• **Selected extract**
::::::

The Elisabeth Van Dyck Command was a branch of AD that assassinated French Army General René Audran, on 25 January 1985. He was the Director of International Affairs (DAI) at the General Directorate for Armament (DGA). The team was named to commemorate Red Army Faction (RAF) member Elisabeth Van Dyck.

The command was created as a combined extension of both the AD and RAF. The AD appeared to take care of the organizational side of the command, and so naming it after a memorialized member of the RAF makes sense if they were seeking to at least publicly have a unified front. Both the RAF and the AD were actively pursuing their shared goal of political autonomy within their home countries, with the RAF based in Germany and the AD in France. These groups' goal of political autonomy did not stop with their own countries however, and they often fought against their own countries' governments in the pursuit of 'political autonomy', or political freedom, for the world's working class.

::::::

• **Data lines**

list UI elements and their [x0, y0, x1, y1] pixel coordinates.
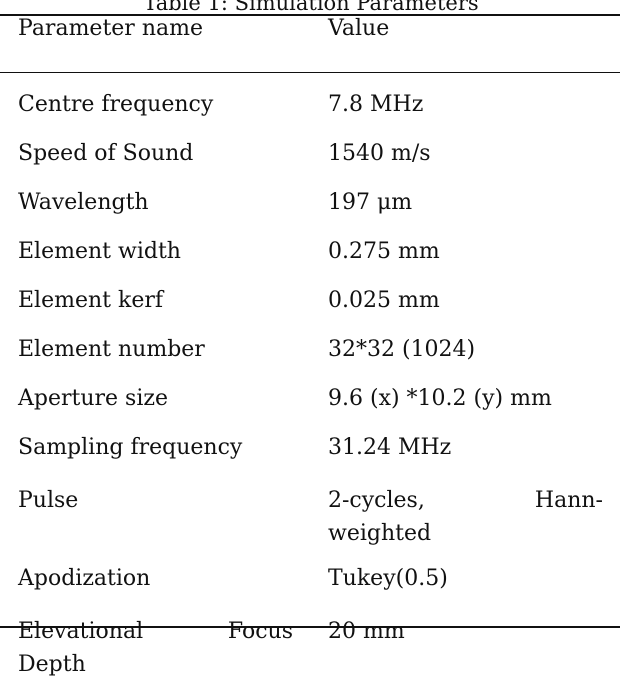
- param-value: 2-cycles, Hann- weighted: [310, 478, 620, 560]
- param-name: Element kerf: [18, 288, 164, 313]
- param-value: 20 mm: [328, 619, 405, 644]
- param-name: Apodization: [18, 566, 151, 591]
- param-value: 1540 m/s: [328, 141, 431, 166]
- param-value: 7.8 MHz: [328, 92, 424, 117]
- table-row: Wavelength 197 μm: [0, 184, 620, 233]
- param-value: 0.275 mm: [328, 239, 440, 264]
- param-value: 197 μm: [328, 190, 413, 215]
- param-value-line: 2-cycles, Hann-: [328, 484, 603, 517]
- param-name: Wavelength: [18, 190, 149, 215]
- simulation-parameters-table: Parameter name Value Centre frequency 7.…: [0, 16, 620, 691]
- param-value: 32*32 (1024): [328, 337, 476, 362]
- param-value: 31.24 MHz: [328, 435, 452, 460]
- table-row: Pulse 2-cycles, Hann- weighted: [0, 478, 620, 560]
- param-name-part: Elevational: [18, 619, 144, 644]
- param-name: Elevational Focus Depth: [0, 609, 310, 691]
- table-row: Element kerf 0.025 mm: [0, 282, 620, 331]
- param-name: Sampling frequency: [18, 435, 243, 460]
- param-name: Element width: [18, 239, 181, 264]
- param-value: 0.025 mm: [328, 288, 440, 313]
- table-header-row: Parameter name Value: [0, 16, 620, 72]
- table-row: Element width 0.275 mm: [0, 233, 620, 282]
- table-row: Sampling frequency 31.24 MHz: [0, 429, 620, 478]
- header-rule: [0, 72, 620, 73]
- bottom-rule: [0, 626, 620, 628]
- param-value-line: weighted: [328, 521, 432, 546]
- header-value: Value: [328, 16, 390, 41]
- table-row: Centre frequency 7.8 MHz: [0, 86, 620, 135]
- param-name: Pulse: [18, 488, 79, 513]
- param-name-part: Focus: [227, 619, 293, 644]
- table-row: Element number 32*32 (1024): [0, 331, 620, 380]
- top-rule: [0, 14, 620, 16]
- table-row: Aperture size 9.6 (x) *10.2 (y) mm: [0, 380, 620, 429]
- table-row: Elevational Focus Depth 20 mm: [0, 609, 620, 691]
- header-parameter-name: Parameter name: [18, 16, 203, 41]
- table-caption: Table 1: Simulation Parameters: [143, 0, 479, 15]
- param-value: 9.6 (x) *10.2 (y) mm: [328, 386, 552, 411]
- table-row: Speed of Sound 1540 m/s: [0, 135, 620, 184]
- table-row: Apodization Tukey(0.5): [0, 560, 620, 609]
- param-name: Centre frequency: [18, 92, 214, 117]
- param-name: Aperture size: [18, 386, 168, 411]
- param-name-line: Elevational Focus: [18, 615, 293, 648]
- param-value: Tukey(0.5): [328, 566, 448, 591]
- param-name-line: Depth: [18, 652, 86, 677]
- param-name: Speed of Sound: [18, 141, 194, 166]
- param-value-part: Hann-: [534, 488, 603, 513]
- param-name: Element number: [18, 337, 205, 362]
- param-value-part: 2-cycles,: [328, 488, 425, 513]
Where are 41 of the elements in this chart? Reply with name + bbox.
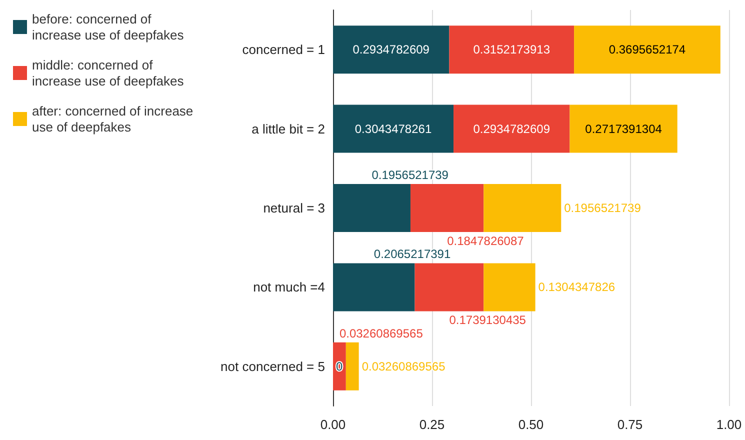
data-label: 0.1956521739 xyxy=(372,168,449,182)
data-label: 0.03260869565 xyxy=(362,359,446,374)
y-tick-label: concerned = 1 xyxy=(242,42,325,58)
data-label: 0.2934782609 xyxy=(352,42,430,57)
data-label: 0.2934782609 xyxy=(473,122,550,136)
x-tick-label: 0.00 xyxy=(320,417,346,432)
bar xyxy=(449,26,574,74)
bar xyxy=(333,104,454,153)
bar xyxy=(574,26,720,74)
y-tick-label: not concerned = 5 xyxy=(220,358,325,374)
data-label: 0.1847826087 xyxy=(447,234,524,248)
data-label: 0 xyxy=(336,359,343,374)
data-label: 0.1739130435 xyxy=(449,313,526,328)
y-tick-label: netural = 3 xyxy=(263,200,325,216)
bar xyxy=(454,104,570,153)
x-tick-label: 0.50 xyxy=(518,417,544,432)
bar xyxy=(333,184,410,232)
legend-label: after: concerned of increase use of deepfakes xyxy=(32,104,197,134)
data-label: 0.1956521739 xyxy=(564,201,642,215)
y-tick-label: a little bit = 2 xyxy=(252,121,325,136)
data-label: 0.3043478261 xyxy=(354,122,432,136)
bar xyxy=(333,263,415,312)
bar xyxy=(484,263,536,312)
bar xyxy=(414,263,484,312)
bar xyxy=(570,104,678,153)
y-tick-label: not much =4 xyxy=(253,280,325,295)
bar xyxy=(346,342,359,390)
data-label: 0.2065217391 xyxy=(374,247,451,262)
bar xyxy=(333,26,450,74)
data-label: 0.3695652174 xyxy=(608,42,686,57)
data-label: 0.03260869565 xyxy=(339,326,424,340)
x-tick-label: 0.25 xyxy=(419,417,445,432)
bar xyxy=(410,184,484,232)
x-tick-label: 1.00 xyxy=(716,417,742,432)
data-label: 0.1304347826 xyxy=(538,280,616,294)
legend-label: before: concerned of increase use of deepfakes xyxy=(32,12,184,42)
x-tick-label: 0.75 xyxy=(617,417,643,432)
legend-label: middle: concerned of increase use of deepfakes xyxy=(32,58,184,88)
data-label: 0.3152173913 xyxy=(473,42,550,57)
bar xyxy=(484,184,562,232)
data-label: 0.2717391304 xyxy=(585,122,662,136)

::::::

• **Written request**
Check each statement against the passage on the Elisabeth Van Dyck Command. Answer yes or no, and quote the deciding words. 1. General René Audran was killed on 25 January 1985. 2. The RAF handled the organizational side of the command. 3. The RAF was based in France. The entries have no connection to the passage on the Elisabeth Van Dyck Command.

• **Solved exercise**
1. Yes: "assassinated French Army General René Audran, on 25 January 1985"
2. No: "The AD appeared to take care of the organizational side of the command"
3. No: "with the RAF based in Germany and the AD in France"